WORK REQUIRED |
Rewrite the listing from its first line through the line with "x-tick-label: 前年度末負債 xyxy=(112,530,124,608)", replacing "text" with "data-label" and leaving everything else unchanged.

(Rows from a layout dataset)

════════════════

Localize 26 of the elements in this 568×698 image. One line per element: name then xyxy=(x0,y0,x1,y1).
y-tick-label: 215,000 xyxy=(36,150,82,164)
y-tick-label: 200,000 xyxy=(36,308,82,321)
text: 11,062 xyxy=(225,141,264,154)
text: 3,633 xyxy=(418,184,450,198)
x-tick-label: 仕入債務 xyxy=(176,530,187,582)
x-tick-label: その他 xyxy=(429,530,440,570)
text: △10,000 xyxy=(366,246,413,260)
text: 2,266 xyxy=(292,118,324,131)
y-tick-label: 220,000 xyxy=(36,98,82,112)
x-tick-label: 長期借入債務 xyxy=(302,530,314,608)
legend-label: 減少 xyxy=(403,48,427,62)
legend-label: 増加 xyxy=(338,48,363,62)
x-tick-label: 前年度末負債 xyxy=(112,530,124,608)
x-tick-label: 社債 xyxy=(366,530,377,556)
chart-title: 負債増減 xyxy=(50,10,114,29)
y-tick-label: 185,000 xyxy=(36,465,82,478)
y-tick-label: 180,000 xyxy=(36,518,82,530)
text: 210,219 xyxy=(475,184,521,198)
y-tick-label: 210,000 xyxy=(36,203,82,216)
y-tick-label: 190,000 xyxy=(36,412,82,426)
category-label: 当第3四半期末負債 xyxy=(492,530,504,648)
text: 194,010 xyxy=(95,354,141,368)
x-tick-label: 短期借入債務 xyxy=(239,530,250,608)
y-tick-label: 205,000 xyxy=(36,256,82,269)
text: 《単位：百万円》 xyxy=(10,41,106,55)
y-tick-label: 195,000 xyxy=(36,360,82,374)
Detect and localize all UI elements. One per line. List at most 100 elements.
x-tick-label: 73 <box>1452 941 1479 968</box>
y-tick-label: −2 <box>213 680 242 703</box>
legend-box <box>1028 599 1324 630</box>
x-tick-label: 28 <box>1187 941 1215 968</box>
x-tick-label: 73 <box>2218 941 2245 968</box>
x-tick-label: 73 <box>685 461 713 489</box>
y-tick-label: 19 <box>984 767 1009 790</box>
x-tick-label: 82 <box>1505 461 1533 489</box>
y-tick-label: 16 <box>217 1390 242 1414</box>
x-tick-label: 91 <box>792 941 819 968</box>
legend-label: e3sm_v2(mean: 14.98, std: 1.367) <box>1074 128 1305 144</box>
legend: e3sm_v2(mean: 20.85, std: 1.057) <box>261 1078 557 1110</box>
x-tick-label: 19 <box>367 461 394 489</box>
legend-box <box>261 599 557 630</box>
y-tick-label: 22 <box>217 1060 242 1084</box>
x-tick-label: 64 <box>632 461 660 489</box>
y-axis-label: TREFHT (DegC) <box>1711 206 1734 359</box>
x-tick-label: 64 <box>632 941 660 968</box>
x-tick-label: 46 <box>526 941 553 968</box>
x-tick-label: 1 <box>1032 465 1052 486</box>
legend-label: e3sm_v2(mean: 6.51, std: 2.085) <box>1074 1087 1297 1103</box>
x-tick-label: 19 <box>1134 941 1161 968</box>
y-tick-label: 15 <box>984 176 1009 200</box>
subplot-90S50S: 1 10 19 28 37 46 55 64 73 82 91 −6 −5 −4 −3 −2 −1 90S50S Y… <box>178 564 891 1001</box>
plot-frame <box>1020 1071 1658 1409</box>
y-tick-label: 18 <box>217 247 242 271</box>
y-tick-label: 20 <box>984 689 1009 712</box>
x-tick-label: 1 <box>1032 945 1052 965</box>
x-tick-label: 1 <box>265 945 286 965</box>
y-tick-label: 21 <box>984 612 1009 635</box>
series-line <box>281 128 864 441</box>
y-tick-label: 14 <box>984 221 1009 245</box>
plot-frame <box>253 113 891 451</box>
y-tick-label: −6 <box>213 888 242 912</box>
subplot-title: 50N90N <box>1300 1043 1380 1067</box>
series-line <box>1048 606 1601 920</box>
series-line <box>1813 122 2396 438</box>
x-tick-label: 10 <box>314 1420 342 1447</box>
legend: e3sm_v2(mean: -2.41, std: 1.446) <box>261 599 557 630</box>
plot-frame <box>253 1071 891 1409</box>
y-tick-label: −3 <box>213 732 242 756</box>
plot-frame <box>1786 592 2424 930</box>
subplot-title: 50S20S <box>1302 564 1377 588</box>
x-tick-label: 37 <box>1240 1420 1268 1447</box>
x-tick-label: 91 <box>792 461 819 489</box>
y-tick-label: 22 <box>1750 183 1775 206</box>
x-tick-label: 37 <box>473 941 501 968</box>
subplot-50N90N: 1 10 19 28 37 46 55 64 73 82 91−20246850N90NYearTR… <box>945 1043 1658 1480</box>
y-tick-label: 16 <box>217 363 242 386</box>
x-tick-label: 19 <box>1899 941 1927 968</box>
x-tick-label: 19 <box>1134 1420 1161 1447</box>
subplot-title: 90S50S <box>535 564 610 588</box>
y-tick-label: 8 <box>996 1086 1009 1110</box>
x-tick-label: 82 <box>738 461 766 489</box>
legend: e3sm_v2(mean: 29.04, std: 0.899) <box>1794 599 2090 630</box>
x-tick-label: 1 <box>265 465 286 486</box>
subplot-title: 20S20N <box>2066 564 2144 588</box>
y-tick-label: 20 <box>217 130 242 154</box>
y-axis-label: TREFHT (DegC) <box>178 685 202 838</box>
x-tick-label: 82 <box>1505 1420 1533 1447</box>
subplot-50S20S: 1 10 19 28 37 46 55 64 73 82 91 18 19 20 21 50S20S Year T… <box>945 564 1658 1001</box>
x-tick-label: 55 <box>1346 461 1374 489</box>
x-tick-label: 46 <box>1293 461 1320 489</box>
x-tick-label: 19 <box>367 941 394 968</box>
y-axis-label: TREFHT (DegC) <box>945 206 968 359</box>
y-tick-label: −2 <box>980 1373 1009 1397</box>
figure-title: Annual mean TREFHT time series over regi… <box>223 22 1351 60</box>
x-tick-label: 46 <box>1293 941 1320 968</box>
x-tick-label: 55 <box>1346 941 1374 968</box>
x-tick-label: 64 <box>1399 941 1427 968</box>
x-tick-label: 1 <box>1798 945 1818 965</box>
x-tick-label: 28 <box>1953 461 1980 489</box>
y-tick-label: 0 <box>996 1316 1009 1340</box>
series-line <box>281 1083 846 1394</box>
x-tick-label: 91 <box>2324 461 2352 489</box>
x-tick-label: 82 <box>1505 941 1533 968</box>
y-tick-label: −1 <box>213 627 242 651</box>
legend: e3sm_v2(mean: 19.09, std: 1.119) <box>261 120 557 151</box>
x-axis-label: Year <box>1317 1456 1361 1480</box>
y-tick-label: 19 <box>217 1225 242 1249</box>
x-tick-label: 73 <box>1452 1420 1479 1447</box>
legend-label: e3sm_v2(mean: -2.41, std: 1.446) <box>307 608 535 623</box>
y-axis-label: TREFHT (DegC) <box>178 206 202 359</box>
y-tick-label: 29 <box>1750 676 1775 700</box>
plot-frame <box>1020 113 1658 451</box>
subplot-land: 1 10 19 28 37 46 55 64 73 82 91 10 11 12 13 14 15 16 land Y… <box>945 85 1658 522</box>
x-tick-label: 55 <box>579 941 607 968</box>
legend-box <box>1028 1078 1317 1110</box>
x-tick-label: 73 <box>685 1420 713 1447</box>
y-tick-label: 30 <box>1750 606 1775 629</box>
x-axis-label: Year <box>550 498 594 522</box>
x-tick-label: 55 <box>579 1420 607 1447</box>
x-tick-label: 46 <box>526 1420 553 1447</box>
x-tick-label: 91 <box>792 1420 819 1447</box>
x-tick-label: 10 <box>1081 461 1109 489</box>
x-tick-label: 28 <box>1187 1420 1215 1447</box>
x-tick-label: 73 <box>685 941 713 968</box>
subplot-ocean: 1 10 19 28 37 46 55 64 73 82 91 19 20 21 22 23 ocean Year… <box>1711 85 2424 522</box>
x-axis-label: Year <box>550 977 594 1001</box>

════════════════

REPLY TO THE TASK |
Localize 26 of the elements in this 568×698 image. One line per element: name then xyxy=(x0,y0,x1,y1).
y-tick-label: 215,000 xyxy=(36,150,82,164)
y-tick-label: 200,000 xyxy=(36,308,82,321)
data-label: 11,062 xyxy=(225,141,264,154)
data-label: 3,633 xyxy=(418,184,450,198)
x-tick-label: 仕入債務 xyxy=(176,530,187,582)
x-tick-label: その他 xyxy=(429,530,440,570)
data-label: △10,000 xyxy=(366,246,413,260)
data-label: 2,266 xyxy=(292,118,324,131)
y-tick-label: 220,000 xyxy=(36,98,82,112)
x-tick-label: 長期借入債務 xyxy=(302,530,314,608)
legend-label: 減少 xyxy=(403,48,427,62)
legend-label: 増加 xyxy=(338,48,363,62)
x-tick-label: 前年度末負債 xyxy=(112,530,124,608)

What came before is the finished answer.